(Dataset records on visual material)

________________________

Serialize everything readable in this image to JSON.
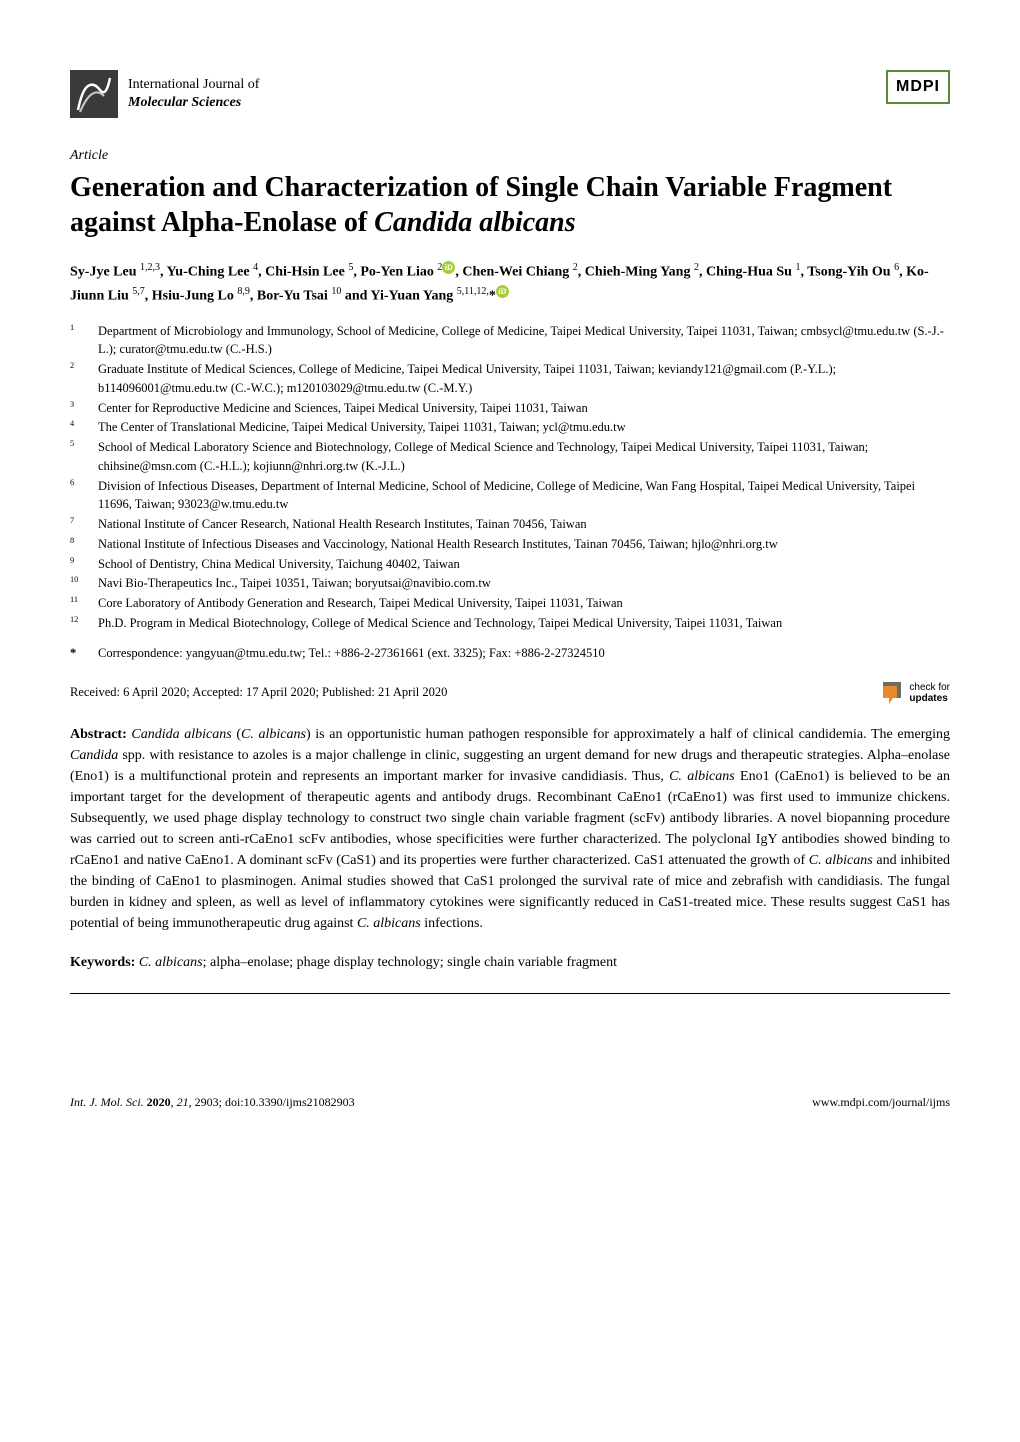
{
  "journal": {
    "prefix": "International Journal of",
    "name": "Molecular Sciences",
    "publisher_logo": "MDPI"
  },
  "article_label": "Article",
  "title_parts": {
    "line1": "Generation and Characterization of Single Chain Variable Fragment against Alpha-Enolase of ",
    "italic_species": "Candida albicans"
  },
  "authors_html": "Sy-Jye Leu <sup>1,2,3</sup>, Yu-Ching Lee <sup>4</sup>, Chi-Hsin Lee <sup>5</sup>, Po-Yen Liao <sup>2</sup><span class=\"orcid-icon\" data-name=\"orcid-icon\" data-interactable=\"false\">iD</span>, Chen-Wei Chiang <sup>2</sup>, Chieh-Ming Yang <sup>2</sup>, Ching-Hua Su <sup>1</sup>, Tsong-Yih Ou <sup>6</sup>, Ko-Jiunn Liu <sup>5,7</sup>, Hsiu-Jung Lo <sup>8,9</sup>, Bor-Yu Tsai <sup>10</sup> and Yi-Yuan Yang <sup>5,11,12,</sup>*<span class=\"orcid-icon\" data-name=\"orcid-icon\" data-interactable=\"false\">iD</span>",
  "affiliations": [
    {
      "num": "1",
      "text": "Department of Microbiology and Immunology, School of Medicine, College of Medicine, Taipei Medical University, Taipei 11031, Taiwan; cmbsycl@tmu.edu.tw (S.-J.-L.); curator@tmu.edu.tw (C.-H.S.)"
    },
    {
      "num": "2",
      "text": "Graduate Institute of Medical Sciences, College of Medicine, Taipei Medical University, Taipei 11031, Taiwan; keviandy121@gmail.com (P.-Y.L.); b114096001@tmu.edu.tw (C.-W.C.); m120103029@tmu.edu.tw (C.-M.Y.)"
    },
    {
      "num": "3",
      "text": "Center for Reproductive Medicine and Sciences, Taipei Medical University, Taipei 11031, Taiwan"
    },
    {
      "num": "4",
      "text": "The Center of Translational Medicine, Taipei Medical University, Taipei 11031, Taiwan; ycl@tmu.edu.tw"
    },
    {
      "num": "5",
      "text": "School of Medical Laboratory Science and Biotechnology, College of Medical Science and Technology, Taipei Medical University, Taipei 11031, Taiwan; chihsine@msn.com (C.-H.L.); kojiunn@nhri.org.tw (K.-J.L.)"
    },
    {
      "num": "6",
      "text": "Division of Infectious Diseases, Department of Internal Medicine, School of Medicine, College of Medicine, Wan Fang Hospital, Taipei Medical University, Taipei 11696, Taiwan; 93023@w.tmu.edu.tw"
    },
    {
      "num": "7",
      "text": "National Institute of Cancer Research, National Health Research Institutes, Tainan 70456, Taiwan"
    },
    {
      "num": "8",
      "text": "National Institute of Infectious Diseases and Vaccinology, National Health Research Institutes, Tainan 70456, Taiwan; hjlo@nhri.org.tw"
    },
    {
      "num": "9",
      "text": "School of Dentistry, China Medical University, Taichung 40402, Taiwan"
    },
    {
      "num": "10",
      "text": "Navi Bio-Therapeutics Inc., Taipei 10351, Taiwan; boryutsai@navibio.com.tw"
    },
    {
      "num": "11",
      "text": "Core Laboratory of Antibody Generation and Research, Taipei Medical University, Taipei 11031, Taiwan"
    },
    {
      "num": "12",
      "text": "Ph.D. Program in Medical Biotechnology, College of Medical Science and Technology, Taipei Medical University, Taipei 11031, Taiwan"
    }
  ],
  "correspondence": {
    "star": "*",
    "text": "Correspondence: yangyuan@tmu.edu.tw; Tel.: +886-2-27361661 (ext. 3325); Fax: +886-2-27324510"
  },
  "received": "Received: 6 April 2020; Accepted: 17 April 2020; Published: 21 April 2020",
  "updates_badge": {
    "line1": "check for",
    "line2": "updates"
  },
  "abstract": {
    "label": "Abstract:",
    "body_html": " <span class=\"italic\">Candida albicans</span> (<span class=\"italic\">C. albicans</span>) is an opportunistic human pathogen responsible for approximately a half of clinical candidemia. The emerging <span class=\"italic\">Candida</span> spp. with resistance to azoles is a major challenge in clinic, suggesting an urgent demand for new drugs and therapeutic strategies. Alpha–enolase (Eno1) is a multifunctional protein and represents an important marker for invasive candidiasis. Thus, <span class=\"italic\">C. albicans</span> Eno1 (CaEno1) is believed to be an important target for the development of therapeutic agents and antibody drugs. Recombinant CaEno1 (rCaEno1) was first used to immunize chickens. Subsequently, we used phage display technology to construct two single chain variable fragment (scFv) antibody libraries. A novel biopanning procedure was carried out to screen anti-rCaEno1 scFv antibodies, whose specificities were further characterized. The polyclonal IgY antibodies showed binding to rCaEno1 and native CaEno1. A dominant scFv (CaS1) and its properties were further characterized. CaS1 attenuated the growth of <span class=\"italic\">C. albicans</span> and inhibited the binding of CaEno1 to plasminogen. Animal studies showed that CaS1 prolonged the survival rate of mice and zebrafish with candidiasis. The fungal burden in kidney and spleen, as well as level of inflammatory cytokines were significantly reduced in CaS1-treated mice. These results suggest CaS1 has potential of being immunotherapeutic drug against <span class=\"italic\">C. albicans</span> infections."
  },
  "keywords": {
    "label": "Keywords:",
    "body_html": " <span class=\"italic\">C. albicans</span>; alpha–enolase; phage display technology; single chain variable fragment"
  },
  "footer": {
    "left_html": "<span class=\"italic\">Int. J. Mol. Sci.</span> <span class=\"bold\">2020</span>, <span class=\"italic\">21</span>, 2903; doi:10.3390/ijms21082903",
    "right": "www.mdpi.com/journal/ijms"
  },
  "colors": {
    "orcid": "#a6ce39",
    "mdpi_border": "#5a8a3a",
    "updates_orange": "#e98b2a",
    "updates_gray": "#6b6b6b",
    "journal_icon_bg": "#3a3a3a"
  }
}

________________________

» **What you need to do**: Count lines, not occurrences: report how many lines in the entries above include the word "Research", as a number alone.

» **Reply**: 3